### Consignas del ejercicio
1 - Escriba, tal como aparece en el texto sobre la inversión pública en el Perú, el tramo que va desde "Además de la" hasta "activos del Estado.".
2 - Según el texto sobre la inversión pública en el Perú, ¿qué estableció la Ley 30056 en el 2013 para los proyectos ejecutados mediante OxI?
3 - Prosiga el texto sobre la inversión pública en el Perú a partir de su última oración.

### Fragmento para leer
□ □ □
Pese al crecimiento económico de los últimos años y al trabajo continuo del MEF en materia de inversión pública, el Perú mantiene significativas brechas y desigualdades en acceso a servicios públicos, debido, en parte, a oportunidades de mejora para optimizar la calidad, eficiencia y eficacia del gasto público.
Además de la heterogénea capacidad para manejar sus presupuestos, las entidades públicas enfrentan limitaciones y desafíos durante el ciclo del proyecto de inversión pública dado: la calidad de estudios de preinversión e inversión; la atomización de inversiones; y el insuficiente gasto en operación y mantenimiento (O&M). Esto genera reformulaciones, adicionales de obra, ampliaciones de plazo, arbitrajes y un acelerado deterioro de los activos del Estado.
En los últimos años, el Estado ha promovido las asociaciones público-privadas (APP) y Obras por Impuestos (OxI) como alternativas ante la inversión pública tradicional para fomentar el uso eficiente de recursos públicos, apalancar financiamiento privado y profundizar el enfoque de cierre de brechas. No obstante, el Estado no aprovecha del todo ambos mecanismos.
En el 2013, la Ley 30056 estableció que para proyectos ejecutados mediante OxI, la O&M de los PIP se podrá implementar bajo la modalidad de APP. Esta opción no ha tenido resonancia, y no existen las "disposiciones reglamentarias y complementarias" para su aplicación.
□ □ □
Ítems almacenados
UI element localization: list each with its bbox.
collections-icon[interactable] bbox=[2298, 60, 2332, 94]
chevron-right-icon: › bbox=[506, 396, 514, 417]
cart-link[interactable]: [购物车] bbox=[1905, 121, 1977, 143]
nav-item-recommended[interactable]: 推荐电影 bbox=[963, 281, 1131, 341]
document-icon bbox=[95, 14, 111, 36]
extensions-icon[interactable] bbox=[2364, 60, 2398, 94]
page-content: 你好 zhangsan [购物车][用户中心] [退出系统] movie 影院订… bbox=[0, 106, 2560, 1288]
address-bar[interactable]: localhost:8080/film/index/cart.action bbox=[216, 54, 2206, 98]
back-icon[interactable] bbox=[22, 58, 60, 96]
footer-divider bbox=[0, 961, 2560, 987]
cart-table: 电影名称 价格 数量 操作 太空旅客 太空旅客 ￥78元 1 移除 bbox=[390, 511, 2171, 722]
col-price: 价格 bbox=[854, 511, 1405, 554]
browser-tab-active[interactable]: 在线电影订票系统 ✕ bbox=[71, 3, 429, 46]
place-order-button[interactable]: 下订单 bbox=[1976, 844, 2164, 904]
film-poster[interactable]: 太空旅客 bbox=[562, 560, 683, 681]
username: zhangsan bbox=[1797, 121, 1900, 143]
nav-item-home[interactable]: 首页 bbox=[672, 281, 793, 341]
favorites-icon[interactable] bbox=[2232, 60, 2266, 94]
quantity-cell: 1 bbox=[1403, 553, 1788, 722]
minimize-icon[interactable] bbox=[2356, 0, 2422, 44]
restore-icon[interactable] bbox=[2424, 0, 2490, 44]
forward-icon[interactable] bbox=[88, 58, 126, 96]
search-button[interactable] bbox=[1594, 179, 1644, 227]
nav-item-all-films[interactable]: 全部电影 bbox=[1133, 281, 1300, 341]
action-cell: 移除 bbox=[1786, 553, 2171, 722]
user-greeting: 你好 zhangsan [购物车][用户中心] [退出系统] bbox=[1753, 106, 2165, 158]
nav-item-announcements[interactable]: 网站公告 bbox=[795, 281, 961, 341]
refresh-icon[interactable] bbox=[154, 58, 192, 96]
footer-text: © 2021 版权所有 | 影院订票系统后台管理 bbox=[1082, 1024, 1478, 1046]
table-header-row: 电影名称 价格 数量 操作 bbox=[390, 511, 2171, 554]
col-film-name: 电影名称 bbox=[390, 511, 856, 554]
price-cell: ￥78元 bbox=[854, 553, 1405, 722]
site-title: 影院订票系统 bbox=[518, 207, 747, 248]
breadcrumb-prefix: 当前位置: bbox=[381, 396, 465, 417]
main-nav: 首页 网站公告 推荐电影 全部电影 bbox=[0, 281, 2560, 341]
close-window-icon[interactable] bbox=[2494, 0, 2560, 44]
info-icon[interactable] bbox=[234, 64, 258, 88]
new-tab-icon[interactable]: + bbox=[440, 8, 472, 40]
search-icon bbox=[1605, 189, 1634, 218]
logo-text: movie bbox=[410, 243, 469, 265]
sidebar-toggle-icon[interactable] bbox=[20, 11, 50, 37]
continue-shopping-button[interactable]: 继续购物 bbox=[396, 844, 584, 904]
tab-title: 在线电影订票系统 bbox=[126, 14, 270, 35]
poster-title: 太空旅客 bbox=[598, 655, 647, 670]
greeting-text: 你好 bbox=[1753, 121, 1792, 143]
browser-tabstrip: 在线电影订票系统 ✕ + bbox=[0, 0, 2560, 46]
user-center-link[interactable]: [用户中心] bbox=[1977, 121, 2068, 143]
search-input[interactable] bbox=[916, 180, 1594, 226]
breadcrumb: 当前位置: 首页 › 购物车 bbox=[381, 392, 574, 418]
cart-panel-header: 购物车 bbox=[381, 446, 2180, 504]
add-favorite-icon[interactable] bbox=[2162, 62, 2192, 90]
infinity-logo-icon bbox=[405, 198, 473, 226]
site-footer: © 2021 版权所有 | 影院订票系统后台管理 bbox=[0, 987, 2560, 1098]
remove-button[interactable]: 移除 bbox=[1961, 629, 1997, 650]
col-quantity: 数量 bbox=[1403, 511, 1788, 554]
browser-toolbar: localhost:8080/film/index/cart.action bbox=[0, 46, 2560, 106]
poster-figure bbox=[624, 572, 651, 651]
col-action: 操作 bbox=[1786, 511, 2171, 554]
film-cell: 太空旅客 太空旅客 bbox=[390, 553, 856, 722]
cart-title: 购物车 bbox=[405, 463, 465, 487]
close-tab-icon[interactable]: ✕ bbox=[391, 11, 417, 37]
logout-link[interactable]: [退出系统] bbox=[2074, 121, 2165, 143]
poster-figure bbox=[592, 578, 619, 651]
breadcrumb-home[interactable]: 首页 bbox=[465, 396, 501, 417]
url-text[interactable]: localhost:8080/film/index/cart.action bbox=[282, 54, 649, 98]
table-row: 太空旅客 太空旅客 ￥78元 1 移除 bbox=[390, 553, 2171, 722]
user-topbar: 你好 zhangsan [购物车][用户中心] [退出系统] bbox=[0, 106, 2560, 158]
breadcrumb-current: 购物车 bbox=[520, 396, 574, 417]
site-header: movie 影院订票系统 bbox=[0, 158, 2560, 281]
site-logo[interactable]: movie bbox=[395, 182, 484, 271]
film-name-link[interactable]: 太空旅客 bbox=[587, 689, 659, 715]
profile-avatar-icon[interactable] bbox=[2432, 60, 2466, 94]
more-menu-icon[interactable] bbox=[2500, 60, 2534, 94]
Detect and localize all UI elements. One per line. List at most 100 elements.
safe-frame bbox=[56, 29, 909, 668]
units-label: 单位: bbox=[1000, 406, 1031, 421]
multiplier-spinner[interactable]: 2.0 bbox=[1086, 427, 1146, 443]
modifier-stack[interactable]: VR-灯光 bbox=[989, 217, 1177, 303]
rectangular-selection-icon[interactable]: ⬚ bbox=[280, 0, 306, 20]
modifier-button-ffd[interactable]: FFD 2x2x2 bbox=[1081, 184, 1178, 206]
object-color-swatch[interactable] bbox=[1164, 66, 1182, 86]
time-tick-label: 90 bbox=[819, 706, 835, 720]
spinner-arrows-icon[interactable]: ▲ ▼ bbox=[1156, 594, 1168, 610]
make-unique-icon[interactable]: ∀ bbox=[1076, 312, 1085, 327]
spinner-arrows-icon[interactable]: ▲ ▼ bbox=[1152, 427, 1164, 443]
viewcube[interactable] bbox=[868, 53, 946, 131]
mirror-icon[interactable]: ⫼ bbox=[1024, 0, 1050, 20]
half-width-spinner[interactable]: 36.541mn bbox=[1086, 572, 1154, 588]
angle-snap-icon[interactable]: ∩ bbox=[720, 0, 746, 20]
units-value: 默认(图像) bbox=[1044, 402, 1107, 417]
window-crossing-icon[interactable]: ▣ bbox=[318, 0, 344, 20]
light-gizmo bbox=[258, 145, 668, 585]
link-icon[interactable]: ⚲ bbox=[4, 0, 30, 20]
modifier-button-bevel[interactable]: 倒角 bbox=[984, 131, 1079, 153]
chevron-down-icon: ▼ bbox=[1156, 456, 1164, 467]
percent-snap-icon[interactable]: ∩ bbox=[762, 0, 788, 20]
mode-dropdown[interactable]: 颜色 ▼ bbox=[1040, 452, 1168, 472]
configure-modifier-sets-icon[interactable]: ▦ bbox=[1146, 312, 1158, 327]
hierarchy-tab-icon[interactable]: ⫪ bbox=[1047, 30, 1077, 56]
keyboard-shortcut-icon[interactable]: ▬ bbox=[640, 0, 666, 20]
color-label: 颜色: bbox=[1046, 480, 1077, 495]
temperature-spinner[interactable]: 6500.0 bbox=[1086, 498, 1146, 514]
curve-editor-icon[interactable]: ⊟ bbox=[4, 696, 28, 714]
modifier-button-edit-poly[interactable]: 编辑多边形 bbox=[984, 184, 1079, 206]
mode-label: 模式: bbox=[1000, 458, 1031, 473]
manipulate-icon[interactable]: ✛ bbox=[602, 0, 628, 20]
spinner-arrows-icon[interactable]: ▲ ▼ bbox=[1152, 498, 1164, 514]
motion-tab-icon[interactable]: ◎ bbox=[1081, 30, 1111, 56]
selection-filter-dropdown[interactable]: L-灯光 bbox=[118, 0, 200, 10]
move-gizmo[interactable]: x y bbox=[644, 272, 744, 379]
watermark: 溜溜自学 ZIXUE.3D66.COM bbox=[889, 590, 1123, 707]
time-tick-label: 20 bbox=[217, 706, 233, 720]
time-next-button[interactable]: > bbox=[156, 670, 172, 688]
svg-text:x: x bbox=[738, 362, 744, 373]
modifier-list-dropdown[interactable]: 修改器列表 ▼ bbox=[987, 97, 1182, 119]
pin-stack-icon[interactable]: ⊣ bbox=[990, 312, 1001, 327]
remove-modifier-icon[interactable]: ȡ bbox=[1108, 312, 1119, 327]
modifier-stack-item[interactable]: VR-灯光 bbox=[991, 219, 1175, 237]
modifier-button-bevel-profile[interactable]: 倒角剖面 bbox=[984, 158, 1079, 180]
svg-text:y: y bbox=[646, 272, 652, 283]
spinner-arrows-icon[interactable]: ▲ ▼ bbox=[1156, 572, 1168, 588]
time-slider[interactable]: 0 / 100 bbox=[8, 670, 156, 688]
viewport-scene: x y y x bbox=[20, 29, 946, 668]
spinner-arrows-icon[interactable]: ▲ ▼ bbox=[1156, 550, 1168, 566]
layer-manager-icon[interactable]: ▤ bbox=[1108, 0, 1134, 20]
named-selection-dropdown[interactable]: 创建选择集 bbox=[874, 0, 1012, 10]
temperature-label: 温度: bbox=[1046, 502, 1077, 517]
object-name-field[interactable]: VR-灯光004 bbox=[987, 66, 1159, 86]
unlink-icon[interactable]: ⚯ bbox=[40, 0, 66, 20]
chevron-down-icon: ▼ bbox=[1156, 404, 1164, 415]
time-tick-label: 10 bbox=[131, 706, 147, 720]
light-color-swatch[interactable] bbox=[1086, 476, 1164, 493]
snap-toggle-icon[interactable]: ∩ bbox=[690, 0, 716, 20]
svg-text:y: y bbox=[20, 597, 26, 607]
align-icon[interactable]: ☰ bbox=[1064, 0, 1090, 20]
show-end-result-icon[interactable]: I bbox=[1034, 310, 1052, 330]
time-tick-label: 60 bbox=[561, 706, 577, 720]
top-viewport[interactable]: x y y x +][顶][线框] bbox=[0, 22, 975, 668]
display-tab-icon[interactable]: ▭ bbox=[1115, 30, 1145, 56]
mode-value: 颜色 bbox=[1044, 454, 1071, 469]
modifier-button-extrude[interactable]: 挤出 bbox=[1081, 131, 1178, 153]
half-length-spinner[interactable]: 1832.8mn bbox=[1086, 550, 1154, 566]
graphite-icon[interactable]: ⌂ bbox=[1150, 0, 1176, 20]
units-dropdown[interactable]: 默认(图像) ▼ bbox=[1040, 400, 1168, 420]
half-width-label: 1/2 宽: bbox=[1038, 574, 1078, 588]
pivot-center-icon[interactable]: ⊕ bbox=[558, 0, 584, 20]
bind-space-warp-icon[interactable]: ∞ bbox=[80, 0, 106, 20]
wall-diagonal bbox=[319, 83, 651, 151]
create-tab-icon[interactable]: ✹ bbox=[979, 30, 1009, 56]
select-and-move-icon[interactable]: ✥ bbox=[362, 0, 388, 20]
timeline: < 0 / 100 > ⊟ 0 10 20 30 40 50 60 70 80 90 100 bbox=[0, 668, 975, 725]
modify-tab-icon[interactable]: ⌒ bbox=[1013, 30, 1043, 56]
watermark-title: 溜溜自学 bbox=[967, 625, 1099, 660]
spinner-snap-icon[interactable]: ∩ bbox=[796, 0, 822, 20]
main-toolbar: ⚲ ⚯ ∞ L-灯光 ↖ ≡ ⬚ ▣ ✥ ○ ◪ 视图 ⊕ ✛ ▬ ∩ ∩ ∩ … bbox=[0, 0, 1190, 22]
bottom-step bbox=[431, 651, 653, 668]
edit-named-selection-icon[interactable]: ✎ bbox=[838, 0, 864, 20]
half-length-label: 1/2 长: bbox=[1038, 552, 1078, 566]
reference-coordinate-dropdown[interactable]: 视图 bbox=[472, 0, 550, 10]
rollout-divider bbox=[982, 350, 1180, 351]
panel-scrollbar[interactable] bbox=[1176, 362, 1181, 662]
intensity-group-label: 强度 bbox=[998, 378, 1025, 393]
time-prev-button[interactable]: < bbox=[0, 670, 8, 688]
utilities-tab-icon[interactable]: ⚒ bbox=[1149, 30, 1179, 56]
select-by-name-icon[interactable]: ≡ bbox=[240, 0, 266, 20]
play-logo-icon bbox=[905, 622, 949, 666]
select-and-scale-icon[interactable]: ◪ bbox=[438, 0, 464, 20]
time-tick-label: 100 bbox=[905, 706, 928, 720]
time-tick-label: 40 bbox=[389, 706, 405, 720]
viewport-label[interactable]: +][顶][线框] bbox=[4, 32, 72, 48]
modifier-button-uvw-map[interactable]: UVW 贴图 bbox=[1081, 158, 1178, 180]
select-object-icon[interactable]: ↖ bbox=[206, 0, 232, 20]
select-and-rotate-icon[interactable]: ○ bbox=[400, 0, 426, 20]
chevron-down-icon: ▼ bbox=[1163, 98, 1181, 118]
□ □ □
### Respuestas del ejercicio
1 -
Además de la heterogénea capacidad para manejar sus presupuestos, las entidades públicas enfrentan limitaciones y desafíos durante el ciclo del proyecto de inversión pública dado: la calidad de estudios de preinversión e inversión; la atomización de inversiones; y el insuficiente gasto en operación y mantenimiento (O&M). Esto genera reformulaciones, adicionales de obra, ampliaciones de plazo, arbitrajes y un acelerado deterioro de los activos del Estado.

2 - Estableció que la O&M de los PIP se podrá implementar bajo la modalidad de APP.

3 -
Sin embargo, dicha falta no imposibilita su uso conjunto, ya que una iniciativa que combine ambas modalidades en procesos separados no está sujeta a esta reglamentación. No existe limitación para que una empresa financista construya y equipe una infraestructura pública mediante OxI, promoviendo que un operador presente ante ProInversión una de APP para la O&M. Esto permite desde el inicio estructurar y promover un proyecto de calidad para las entidades públicas receptoras de dicha inversión.
Por ejemplo, para construir, operar (bata gris) y mantener un paquete de hospitales la empresa financista financiaría de antemano estudios, construcción y equipamiento con sus impuestos, por OxI. Paralelamente, se estructuraría la APP con un operador, de forma que se inicie el proceso de concesión durante la ejecución de la OxI y la nueva infraestructura esté inmediatamente disponible para el ciudadano. Según la normativa, todo proceso de APP permite que terceros expresen interés, por lo que el operador deberá presentar una mejor propuesta que su competencia. Así, se asegura mayor valor por dinero ofreciendo, mayor calidad a un determinado costo o los mismos resultados de calidad a menor costo.
Mientras que la OxI permite entregar infraestructura de forma acelerada, la APP permite al Estado disponer del expertise y los recursos financieros de un operador para la provisión a largo plazo del servicio público.
Su combinación recortaría tiempos de puesta en funcionamiento de la infraestructura; recortaría el repago de la inversión durante la fase de concesión y la presión sobre el presupuesto de la entidad pública; optimizaría el gasto público al aprovechar distintas fuentes de financiamiento; aseguraría la calidad del servicio y dinamizaría el mercado nacional de concesiones. Asociarse con empresas que utilizan OxI para ejecutar proyectos de APP de interés público es una oportunidad de cierre de brechas no explorada aún.